• Work to complete:
Would it be possible to reproduce every entry exactly, please?

Document page text data
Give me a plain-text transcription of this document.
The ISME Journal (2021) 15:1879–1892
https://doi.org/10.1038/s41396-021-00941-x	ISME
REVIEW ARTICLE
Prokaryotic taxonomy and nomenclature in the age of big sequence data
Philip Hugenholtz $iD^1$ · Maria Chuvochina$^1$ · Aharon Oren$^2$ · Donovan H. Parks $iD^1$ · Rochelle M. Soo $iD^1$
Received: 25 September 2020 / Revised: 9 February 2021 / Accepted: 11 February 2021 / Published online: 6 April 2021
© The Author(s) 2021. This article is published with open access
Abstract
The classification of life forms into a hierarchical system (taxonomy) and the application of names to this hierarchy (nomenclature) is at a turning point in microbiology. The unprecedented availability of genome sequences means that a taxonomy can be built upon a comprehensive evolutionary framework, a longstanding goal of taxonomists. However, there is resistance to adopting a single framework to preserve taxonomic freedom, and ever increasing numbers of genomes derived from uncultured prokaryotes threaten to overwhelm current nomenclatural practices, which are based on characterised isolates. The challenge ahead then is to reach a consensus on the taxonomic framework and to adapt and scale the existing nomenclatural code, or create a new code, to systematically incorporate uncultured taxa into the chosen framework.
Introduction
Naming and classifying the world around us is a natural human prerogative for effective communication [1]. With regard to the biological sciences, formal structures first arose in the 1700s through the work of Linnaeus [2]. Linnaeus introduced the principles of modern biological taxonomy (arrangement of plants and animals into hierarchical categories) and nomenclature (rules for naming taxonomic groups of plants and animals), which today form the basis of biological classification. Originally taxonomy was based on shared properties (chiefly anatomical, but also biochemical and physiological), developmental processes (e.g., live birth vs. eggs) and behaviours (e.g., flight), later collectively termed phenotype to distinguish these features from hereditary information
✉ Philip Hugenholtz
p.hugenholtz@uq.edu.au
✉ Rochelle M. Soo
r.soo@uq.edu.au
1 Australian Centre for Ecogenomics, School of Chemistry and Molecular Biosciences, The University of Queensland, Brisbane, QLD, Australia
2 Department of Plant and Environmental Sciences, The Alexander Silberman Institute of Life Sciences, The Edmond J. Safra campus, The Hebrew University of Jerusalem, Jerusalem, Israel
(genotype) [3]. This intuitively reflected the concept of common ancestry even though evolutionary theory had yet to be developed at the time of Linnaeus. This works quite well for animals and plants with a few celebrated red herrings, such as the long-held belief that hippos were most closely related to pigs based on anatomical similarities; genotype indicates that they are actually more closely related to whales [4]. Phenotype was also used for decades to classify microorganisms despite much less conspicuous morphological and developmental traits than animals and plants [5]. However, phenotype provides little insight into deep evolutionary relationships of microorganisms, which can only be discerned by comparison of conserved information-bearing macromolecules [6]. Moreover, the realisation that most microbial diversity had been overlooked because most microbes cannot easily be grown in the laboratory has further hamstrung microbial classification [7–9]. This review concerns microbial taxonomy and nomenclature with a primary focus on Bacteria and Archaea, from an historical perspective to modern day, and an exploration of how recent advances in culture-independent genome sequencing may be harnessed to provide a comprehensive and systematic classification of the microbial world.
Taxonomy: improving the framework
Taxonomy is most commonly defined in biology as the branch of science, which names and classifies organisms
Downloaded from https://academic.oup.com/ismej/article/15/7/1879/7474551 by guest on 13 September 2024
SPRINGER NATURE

• Finished exercise:
Give me a plain-text transcription of this document.
The ISME Journal (2021) 15:1879–1892
https://doi.org/10.1038/s41396-021-00941-x	ISME
REVIEW ARTICLE
Prokaryotic taxonomy and nomenclature in the age of big sequence data
Philip Hugenholtz $iD^1$ · Maria Chuvochina$^1$ · Aharon Oren$^2$ · Donovan H. Parks $iD^1$ · Rochelle M. Soo $iD^1$
Received: 25 September 2020 / Revised: 9 February 2021 / Accepted: 11 February 2021 / Published online: 6 April 2021
© The Author(s) 2021. This article is published with open access
Abstract
The classification of life forms into a hierarchical system (taxonomy) and the application of names to this hierarchy (nomenclature) is at a turning point in microbiology. The unprecedented availability of genome sequences means that a taxonomy can be built upon a comprehensive evolutionary framework, a longstanding goal of taxonomists. However, there is resistance to adopting a single framework to preserve taxonomic freedom, and ever increasing numbers of genomes derived from uncultured prokaryotes threaten to overwhelm current nomenclatural practices, which are based on characterised isolates. The challenge ahead then is to reach a consensus on the taxonomic framework and to adapt and scale the existing nomenclatural code, or create a new code, to systematically incorporate uncultured taxa into the chosen framework.
Introduction
Naming and classifying the world around us is a natural human prerogative for effective communication [1]. With regard to the biological sciences, formal structures first arose in the 1700s through the work of Linnaeus [2]. Linnaeus introduced the principles of modern biological taxonomy (arrangement of plants and animals into hierarchical categories) and nomenclature (rules for naming taxonomic groups of plants and animals), which today form the basis of biological classification. Originally taxonomy was based on shared properties (chiefly anatomical, but also biochemical and physiological), developmental processes (e.g., live birth vs. eggs) and behaviours (e.g., flight), later collectively termed phenotype to distinguish these features from hereditary information
✉ Philip Hugenholtz
p.hugenholtz@uq.edu.au
✉ Rochelle M. Soo
r.soo@uq.edu.au
1 Australian Centre for Ecogenomics, School of Chemistry and Molecular Biosciences, The University of Queensland, Brisbane, QLD, Australia
2 Department of Plant and Environmental Sciences, The Alexander Silberman Institute of Life Sciences, The Edmond J. Safra campus, The Hebrew University of Jerusalem, Jerusalem, Israel
(genotype) [3]. This intuitively reflected the concept of common ancestry even though evolutionary theory had yet to be developed at the time of Linnaeus. This works quite well for animals and plants with a few celebrated red herrings, such as the long-held belief that hippos were most closely related to pigs based on anatomical similarities; genotype indicates that they are actually more closely related to whales [4]. Phenotype was also used for decades to classify microorganisms despite much less conspicuous morphological and developmental traits than animals and plants [5]. However, phenotype provides little insight into deep evolutionary relationships of microorganisms, which can only be discerned by comparison of conserved information-bearing macromolecules [6]. Moreover, the realisation that most microbial diversity had been overlooked because most microbes cannot easily be grown in the laboratory has further hamstrung microbial classification [7–9]. This review concerns microbial taxonomy and nomenclature with a primary focus on Bacteria and Archaea, from an historical perspective to modern day, and an exploration of how recent advances in culture-independent genome sequencing may be harnessed to provide a comprehensive and systematic classification of the microbial world.
Taxonomy: improving the framework
Taxonomy is most commonly defined in biology as the branch of science, which names and classifies organisms
Downloaded from https://academic.oup.com/ismej/article/15/7/1879/7474551 by guest on 13 September 2024
SPRINGER NATURE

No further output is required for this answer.